:: INFORMATION SUPPLIED ::

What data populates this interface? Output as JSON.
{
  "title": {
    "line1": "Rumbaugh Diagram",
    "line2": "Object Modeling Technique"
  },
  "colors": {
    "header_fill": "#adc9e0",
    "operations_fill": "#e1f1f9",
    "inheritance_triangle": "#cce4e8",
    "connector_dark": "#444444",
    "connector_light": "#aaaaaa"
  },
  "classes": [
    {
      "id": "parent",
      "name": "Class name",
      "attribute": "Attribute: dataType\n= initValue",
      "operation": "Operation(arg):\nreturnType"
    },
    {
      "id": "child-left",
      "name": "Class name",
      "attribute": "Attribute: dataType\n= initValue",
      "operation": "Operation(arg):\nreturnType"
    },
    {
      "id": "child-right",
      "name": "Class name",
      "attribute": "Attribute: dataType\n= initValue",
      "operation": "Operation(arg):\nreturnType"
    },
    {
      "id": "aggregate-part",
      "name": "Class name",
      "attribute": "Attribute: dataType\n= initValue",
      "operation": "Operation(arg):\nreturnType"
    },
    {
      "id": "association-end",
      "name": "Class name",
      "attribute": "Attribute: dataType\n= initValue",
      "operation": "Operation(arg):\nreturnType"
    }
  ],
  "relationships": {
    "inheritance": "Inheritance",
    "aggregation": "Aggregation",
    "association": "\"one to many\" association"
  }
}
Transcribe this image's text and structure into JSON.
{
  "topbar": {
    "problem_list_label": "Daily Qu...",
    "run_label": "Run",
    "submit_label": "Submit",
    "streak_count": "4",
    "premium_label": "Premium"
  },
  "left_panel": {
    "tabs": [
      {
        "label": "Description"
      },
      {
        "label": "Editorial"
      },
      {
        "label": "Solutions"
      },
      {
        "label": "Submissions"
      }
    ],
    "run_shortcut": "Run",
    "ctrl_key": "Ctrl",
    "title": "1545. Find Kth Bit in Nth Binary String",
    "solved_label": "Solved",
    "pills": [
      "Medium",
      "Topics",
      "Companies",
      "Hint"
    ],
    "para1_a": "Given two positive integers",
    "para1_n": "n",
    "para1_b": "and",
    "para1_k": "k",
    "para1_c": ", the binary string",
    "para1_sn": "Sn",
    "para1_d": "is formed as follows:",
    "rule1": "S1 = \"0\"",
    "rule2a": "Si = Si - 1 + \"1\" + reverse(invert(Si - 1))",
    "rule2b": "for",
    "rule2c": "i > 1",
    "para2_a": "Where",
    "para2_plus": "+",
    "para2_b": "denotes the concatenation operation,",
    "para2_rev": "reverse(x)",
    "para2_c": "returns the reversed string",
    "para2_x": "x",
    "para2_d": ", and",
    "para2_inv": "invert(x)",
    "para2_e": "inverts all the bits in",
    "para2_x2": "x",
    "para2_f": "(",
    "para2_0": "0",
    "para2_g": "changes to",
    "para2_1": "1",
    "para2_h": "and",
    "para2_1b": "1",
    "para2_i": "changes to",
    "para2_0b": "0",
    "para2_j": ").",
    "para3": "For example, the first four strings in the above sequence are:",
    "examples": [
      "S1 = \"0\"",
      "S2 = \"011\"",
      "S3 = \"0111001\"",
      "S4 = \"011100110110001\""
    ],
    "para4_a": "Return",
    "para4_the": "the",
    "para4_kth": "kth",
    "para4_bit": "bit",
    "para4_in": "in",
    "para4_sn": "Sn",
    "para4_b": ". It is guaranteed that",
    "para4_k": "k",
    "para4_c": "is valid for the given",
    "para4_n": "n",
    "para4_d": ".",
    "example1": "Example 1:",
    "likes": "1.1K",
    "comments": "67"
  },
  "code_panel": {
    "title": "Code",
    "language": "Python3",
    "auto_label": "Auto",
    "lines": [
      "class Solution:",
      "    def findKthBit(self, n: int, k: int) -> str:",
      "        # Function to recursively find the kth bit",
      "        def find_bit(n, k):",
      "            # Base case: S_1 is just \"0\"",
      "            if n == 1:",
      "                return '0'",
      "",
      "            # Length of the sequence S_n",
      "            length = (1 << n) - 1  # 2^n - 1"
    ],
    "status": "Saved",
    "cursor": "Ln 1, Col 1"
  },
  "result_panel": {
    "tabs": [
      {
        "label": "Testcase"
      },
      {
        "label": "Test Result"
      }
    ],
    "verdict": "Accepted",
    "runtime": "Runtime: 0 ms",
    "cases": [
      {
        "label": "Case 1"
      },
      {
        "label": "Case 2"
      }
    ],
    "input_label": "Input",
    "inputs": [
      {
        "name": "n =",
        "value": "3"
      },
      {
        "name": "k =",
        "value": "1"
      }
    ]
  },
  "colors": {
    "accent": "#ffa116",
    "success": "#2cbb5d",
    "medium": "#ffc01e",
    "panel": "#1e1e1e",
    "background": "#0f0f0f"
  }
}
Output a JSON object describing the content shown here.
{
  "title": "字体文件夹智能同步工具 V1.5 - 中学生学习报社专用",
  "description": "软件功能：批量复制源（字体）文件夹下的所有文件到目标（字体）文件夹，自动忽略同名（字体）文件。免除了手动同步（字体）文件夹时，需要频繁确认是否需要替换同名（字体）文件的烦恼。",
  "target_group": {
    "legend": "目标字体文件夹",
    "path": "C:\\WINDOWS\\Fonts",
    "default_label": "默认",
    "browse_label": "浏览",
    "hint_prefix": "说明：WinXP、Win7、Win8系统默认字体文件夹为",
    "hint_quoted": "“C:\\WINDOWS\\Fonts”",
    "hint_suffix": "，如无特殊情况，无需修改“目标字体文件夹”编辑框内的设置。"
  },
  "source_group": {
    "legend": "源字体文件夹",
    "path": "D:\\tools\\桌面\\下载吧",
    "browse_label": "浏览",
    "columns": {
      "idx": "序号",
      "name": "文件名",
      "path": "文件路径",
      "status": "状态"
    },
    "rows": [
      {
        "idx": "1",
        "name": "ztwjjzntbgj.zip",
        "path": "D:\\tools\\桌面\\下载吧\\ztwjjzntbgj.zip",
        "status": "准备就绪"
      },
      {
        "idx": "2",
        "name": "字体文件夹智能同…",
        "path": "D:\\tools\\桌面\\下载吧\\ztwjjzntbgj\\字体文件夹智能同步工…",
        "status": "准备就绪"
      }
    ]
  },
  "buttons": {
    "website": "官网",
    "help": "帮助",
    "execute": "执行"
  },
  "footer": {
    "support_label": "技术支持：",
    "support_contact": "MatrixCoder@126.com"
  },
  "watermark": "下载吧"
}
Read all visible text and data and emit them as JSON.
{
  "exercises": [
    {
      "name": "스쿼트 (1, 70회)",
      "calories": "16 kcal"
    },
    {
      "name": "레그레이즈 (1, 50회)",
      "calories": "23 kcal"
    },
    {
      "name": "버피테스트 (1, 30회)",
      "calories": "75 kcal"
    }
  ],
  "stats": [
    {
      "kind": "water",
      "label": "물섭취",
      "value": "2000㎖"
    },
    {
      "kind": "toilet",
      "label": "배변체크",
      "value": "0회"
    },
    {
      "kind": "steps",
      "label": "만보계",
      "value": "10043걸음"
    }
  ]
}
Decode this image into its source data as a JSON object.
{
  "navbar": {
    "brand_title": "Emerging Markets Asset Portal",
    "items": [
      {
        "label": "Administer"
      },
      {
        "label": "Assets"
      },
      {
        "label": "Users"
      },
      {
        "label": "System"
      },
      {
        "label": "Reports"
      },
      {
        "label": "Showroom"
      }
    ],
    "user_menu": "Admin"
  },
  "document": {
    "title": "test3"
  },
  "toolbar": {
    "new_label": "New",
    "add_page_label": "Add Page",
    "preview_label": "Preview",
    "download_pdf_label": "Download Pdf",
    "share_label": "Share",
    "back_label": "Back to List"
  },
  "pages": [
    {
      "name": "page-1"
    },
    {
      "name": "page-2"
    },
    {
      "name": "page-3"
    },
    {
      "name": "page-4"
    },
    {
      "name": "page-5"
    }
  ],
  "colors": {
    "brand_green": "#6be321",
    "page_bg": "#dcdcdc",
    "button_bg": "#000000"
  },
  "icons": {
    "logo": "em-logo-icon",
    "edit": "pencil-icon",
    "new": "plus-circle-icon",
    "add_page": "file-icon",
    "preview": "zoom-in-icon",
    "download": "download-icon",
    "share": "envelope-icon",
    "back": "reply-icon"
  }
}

:::

Check every line for "changes" and show the ones that have it.

    "para2_g": "changes to",
    "para2_i": "changes to",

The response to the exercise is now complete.